▸ PROVIDED DATA:

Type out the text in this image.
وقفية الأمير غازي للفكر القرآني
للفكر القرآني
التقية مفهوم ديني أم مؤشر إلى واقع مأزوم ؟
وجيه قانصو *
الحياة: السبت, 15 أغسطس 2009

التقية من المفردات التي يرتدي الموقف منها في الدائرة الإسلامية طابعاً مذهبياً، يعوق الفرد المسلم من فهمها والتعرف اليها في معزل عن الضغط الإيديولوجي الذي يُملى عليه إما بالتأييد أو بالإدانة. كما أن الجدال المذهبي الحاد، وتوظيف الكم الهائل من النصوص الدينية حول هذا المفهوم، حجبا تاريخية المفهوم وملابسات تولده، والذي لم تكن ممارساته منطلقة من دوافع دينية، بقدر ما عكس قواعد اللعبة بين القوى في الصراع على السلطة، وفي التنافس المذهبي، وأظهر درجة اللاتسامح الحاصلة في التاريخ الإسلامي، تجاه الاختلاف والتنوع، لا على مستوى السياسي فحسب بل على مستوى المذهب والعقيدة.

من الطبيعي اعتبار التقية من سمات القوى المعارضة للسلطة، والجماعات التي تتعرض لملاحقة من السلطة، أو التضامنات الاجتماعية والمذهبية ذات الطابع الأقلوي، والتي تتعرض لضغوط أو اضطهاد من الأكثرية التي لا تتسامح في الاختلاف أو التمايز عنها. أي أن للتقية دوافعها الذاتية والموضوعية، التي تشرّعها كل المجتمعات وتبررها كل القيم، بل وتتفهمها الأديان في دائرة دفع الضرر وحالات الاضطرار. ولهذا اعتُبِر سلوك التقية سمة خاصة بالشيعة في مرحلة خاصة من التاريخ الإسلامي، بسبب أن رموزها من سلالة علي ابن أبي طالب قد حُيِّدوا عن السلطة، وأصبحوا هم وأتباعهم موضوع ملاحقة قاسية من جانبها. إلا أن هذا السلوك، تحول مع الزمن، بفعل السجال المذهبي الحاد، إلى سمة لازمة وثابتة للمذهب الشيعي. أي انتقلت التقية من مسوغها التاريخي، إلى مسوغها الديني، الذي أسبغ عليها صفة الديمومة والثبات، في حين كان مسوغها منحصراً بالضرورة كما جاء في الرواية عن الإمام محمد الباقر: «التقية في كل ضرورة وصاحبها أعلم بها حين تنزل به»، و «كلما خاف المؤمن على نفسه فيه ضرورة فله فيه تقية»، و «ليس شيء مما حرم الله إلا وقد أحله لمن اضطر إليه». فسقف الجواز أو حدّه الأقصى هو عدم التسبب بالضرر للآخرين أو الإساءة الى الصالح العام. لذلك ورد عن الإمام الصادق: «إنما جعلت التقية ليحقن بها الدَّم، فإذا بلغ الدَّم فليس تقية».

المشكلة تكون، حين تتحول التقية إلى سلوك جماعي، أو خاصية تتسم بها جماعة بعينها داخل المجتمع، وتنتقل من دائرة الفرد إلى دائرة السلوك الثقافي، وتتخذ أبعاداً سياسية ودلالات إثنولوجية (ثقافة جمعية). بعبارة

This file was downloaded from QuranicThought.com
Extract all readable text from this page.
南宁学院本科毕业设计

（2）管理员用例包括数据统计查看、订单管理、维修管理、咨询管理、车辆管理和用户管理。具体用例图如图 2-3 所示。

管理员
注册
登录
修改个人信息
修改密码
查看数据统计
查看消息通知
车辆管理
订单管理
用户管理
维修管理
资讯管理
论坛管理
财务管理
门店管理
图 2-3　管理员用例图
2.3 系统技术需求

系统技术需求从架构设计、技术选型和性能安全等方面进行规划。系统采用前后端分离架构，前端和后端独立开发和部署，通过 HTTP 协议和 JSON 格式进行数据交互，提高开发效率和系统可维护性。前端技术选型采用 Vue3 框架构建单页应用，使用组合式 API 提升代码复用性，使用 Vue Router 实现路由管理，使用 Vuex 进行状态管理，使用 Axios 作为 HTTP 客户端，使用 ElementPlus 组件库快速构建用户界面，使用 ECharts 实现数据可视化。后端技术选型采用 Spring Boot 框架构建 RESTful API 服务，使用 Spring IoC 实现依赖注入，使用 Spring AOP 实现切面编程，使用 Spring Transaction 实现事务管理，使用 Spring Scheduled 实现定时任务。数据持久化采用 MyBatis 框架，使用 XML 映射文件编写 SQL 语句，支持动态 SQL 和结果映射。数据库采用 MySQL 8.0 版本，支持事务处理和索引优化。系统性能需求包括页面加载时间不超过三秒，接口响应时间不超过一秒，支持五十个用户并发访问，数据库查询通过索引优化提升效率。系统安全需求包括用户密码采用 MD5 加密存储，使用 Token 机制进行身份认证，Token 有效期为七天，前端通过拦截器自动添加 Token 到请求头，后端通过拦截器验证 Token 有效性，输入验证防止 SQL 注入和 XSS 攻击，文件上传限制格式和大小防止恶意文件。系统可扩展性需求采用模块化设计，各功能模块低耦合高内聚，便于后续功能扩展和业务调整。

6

▸ WHAT NEEDS TO BE DONE:
Write out the complete set of records exactly as given.

▸ SOLUTION TO THIS TASK:
Type out the text in this image.
وقفية الأمير غازي للفكر القرآني
للفكر القرآني
التقية مفهوم ديني أم مؤشر إلى واقع مأزوم ؟
وجيه قانصو *
الحياة: السبت, 15 أغسطس 2009

التقية من المفردات التي يرتدي الموقف منها في الدائرة الإسلامية طابعاً مذهبياً، يعوق الفرد المسلم من فهمها والتعرف اليها في معزل عن الضغط الإيديولوجي الذي يُملى عليه إما بالتأييد أو بالإدانة. كما أن الجدال المذهبي الحاد، وتوظيف الكم الهائل من النصوص الدينية حول هذا المفهوم، حجبا تاريخية المفهوم وملابسات تولده، والذي لم تكن ممارساته منطلقة من دوافع دينية، بقدر ما عكس قواعد اللعبة بين القوى في الصراع على السلطة، وفي التنافس المذهبي، وأظهر درجة اللاتسامح الحاصلة في التاريخ الإسلامي، تجاه الاختلاف والتنوع، لا على مستوى السياسي فحسب بل على مستوى المذهب والعقيدة.

من الطبيعي اعتبار التقية من سمات القوى المعارضة للسلطة، والجماعات التي تتعرض لملاحقة من السلطة، أو التضامنات الاجتماعية والمذهبية ذات الطابع الأقلوي، والتي تتعرض لضغوط أو اضطهاد من الأكثرية التي لا تتسامح في الاختلاف أو التمايز عنها. أي أن للتقية دوافعها الذاتية والموضوعية، التي تشرّعها كل المجتمعات وتبررها كل القيم، بل وتتفهمها الأديان في دائرة دفع الضرر وحالات الاضطرار. ولهذا اعتُبِر سلوك التقية سمة خاصة بالشيعة في مرحلة خاصة من التاريخ الإسلامي، بسبب أن رموزها من سلالة علي ابن أبي طالب قد حُيِّدوا عن السلطة، وأصبحوا هم وأتباعهم موضوع ملاحقة قاسية من جانبها. إلا أن هذا السلوك، تحول مع الزمن، بفعل السجال المذهبي الحاد، إلى سمة لازمة وثابتة للمذهب الشيعي. أي انتقلت التقية من مسوغها التاريخي، إلى مسوغها الديني، الذي أسبغ عليها صفة الديمومة والثبات، في حين كان مسوغها منحصراً بالضرورة كما جاء في الرواية عن الإمام محمد الباقر: «التقية في كل ضرورة وصاحبها أعلم بها حين تنزل به»، و «كلما خاف المؤمن على نفسه فيه ضرورة فله فيه تقية»، و «ليس شيء مما حرم الله إلا وقد أحله لمن اضطر إليه». فسقف الجواز أو حدّه الأقصى هو عدم التسبب بالضرر للآخرين أو الإساءة الى الصالح العام. لذلك ورد عن الإمام الصادق: «إنما جعلت التقية ليحقن بها الدَّم، فإذا بلغ الدَّم فليس تقية».

المشكلة تكون، حين تتحول التقية إلى سلوك جماعي، أو خاصية تتسم بها جماعة بعينها داخل المجتمع، وتنتقل من دائرة الفرد إلى دائرة السلوك الثقافي، وتتخذ أبعاداً سياسية ودلالات إثنولوجية (ثقافة جمعية). بعبارة

This file was downloaded from QuranicThought.com
Extract all readable text from this page.
南宁学院本科毕业设计

（2）管理员用例包括数据统计查看、订单管理、维修管理、咨询管理、车辆管理和用户管理。具体用例图如图 2-3 所示。

管理员
注册
登录
修改个人信息
修改密码
查看数据统计
查看消息通知
车辆管理
订单管理
用户管理
维修管理
资讯管理
论坛管理
财务管理
门店管理
图 2-3　管理员用例图
2.3 系统技术需求

系统技术需求从架构设计、技术选型和性能安全等方面进行规划。系统采用前后端分离架构，前端和后端独立开发和部署，通过 HTTP 协议和 JSON 格式进行数据交互，提高开发效率和系统可维护性。前端技术选型采用 Vue3 框架构建单页应用，使用组合式 API 提升代码复用性，使用 Vue Router 实现路由管理，使用 Vuex 进行状态管理，使用 Axios 作为 HTTP 客户端，使用 ElementPlus 组件库快速构建用户界面，使用 ECharts 实现数据可视化。后端技术选型采用 Spring Boot 框架构建 RESTful API 服务，使用 Spring IoC 实现依赖注入，使用 Spring AOP 实现切面编程，使用 Spring Transaction 实现事务管理，使用 Spring Scheduled 实现定时任务。数据持久化采用 MyBatis 框架，使用 XML 映射文件编写 SQL 语句，支持动态 SQL 和结果映射。数据库采用 MySQL 8.0 版本，支持事务处理和索引优化。系统性能需求包括页面加载时间不超过三秒，接口响应时间不超过一秒，支持五十个用户并发访问，数据库查询通过索引优化提升效率。系统安全需求包括用户密码采用 MD5 加密存储，使用 Token 机制进行身份认证，Token 有效期为七天，前端通过拦截器自动添加 Token 到请求头，后端通过拦截器验证 Token 有效性，输入验证防止 SQL 注入和 XSS 攻击，文件上传限制格式和大小防止恶意文件。系统可扩展性需求采用模块化设计，各功能模块低耦合高内聚，便于后续功能扩展和业务调整。

6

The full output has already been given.